» THE TASK:
Provide an exact reproduction of every entry.

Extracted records
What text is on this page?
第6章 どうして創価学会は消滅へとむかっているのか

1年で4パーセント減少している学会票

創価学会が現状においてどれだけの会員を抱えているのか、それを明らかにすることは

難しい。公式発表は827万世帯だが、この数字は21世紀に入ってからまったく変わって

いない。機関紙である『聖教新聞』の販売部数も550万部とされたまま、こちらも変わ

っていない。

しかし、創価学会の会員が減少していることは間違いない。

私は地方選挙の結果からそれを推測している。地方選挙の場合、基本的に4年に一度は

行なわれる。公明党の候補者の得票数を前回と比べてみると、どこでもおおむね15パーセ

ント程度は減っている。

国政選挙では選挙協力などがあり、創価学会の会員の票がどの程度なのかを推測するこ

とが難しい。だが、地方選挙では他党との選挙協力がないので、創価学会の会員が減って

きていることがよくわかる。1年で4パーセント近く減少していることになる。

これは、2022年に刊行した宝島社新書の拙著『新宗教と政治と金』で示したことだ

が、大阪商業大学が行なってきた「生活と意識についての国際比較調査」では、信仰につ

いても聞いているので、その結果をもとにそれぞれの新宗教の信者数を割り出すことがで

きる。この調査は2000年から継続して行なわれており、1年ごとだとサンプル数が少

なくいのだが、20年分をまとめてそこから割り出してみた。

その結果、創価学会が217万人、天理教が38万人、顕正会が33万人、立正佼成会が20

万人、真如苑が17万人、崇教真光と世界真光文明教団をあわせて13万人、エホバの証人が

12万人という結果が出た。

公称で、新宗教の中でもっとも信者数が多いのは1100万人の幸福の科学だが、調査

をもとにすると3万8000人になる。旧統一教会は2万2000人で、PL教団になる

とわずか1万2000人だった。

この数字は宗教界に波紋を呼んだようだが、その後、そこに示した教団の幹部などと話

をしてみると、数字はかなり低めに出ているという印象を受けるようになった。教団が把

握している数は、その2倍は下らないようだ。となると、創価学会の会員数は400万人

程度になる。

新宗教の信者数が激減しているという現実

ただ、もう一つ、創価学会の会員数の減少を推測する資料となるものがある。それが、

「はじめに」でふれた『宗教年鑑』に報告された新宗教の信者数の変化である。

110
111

» THE ANSWER:
What text is on this page?
第6章 どうして創価学会は消滅へとむかっているのか

1年で4パーセント減少している学会票

創価学会が現状においてどれだけの会員を抱えているのか、それを明らかにすることは

難しい。公式発表は827万世帯だが、この数字は21世紀に入ってからまったく変わって

いない。機関紙である『聖教新聞』の販売部数も550万部とされたまま、こちらも変わ

っていない。

しかし、創価学会の会員が減少していることは間違いない。

私は地方選挙の結果からそれを推測している。地方選挙の場合、基本的に4年に一度は

行なわれる。公明党の候補者の得票数を前回と比べてみると、どこでもおおむね15パーセ

ント程度は減っている。

国政選挙では選挙協力などがあり、創価学会の会員の票がどの程度なのかを推測するこ

とが難しい。だが、地方選挙では他党との選挙協力がないので、創価学会の会員が減って

きていることがよくわかる。1年で4パーセント近く減少していることになる。

これは、2022年に刊行した宝島社新書の拙著『新宗教と政治と金』で示したことだ

が、大阪商業大学が行なってきた「生活と意識についての国際比較調査」では、信仰につ

いても聞いているので、その結果をもとにそれぞれの新宗教の信者数を割り出すことがで

きる。この調査は2000年から継続して行なわれており、1年ごとだとサンプル数が少

なくいのだが、20年分をまとめてそこから割り出してみた。

その結果、創価学会が217万人、天理教が38万人、顕正会が33万人、立正佼成会が20

万人、真如苑が17万人、崇教真光と世界真光文明教団をあわせて13万人、エホバの証人が

12万人という結果が出た。

公称で、新宗教の中でもっとも信者数が多いのは1100万人の幸福の科学だが、調査

をもとにすると3万8000人になる。旧統一教会は2万2000人で、PL教団になる

とわずか1万2000人だった。

この数字は宗教界に波紋を呼んだようだが、その後、そこに示した教団の幹部などと話

をしてみると、数字はかなり低めに出ているという印象を受けるようになった。教団が把

握している数は、その2倍は下らないようだ。となると、創価学会の会員数は400万人

程度になる。

新宗教の信者数が激減しているという現実

ただ、もう一つ、創価学会の会員数の減少を推測する資料となるものがある。それが、

「はじめに」でふれた『宗教年鑑』に報告された新宗教の信者数の変化である。

110
111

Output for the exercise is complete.